Omit any picture, and return the remaining data exactly as written.
[start]
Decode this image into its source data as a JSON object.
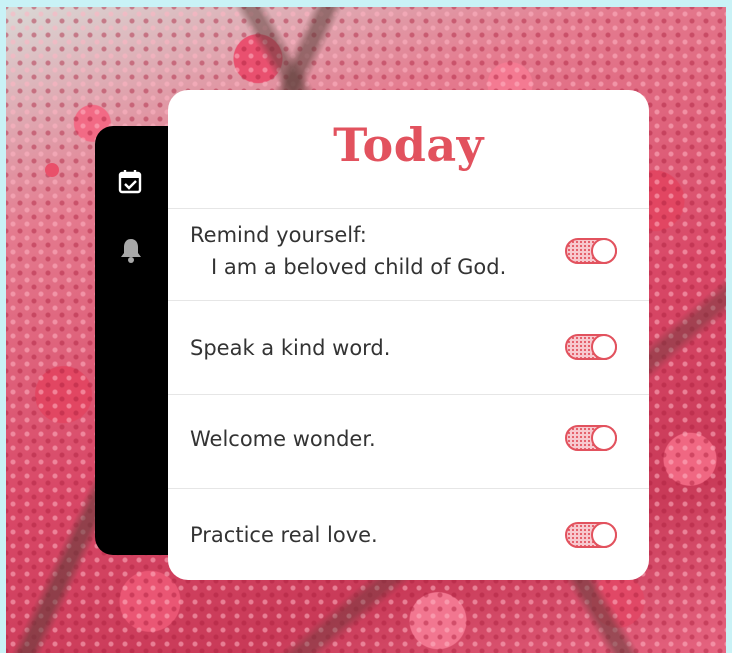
{
  "card": {
    "title": "Today"
  },
  "sidebar": {
    "icons": [
      "calendar-check-icon",
      "bell-icon"
    ],
    "badge_color": "#e9506a"
  },
  "tasks": [
    {
      "line1": "Remind yourself:",
      "line2": "I am a beloved child of God.",
      "enabled": true
    },
    {
      "line1": "Speak a kind word.",
      "enabled": true
    },
    {
      "line1": "Welcome wonder.",
      "enabled": true
    },
    {
      "line1": "Practice real love.",
      "enabled": true
    }
  ],
  "colors": {
    "accent": "#e2525e",
    "panel": "#000000",
    "card": "#ffffff"
  }
}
[end]
◆ **Correct output**:
Decode this image into its source data as a JSON object.
{
  "card": {
    "title": "Today"
  },
  "sidebar": {
    "icons": [
      "calendar-check-icon",
      "bell-icon"
    ],
    "badge_color": "#e9506a"
  },
  "tasks": [
    {
      "line1": "Remind yourself:",
      "line2": "I am a beloved child of God.",
      "enabled": true
    },
    {
      "line1": "Speak a kind word.",
      "enabled": true
    },
    {
      "line1": "Welcome wonder.",
      "enabled": true
    },
    {
      "line1": "Practice real love.",
      "enabled": true
    }
  ],
  "colors": {
    "accent": "#e2525e",
    "panel": "#000000",
    "card": "#ffffff"
  }
}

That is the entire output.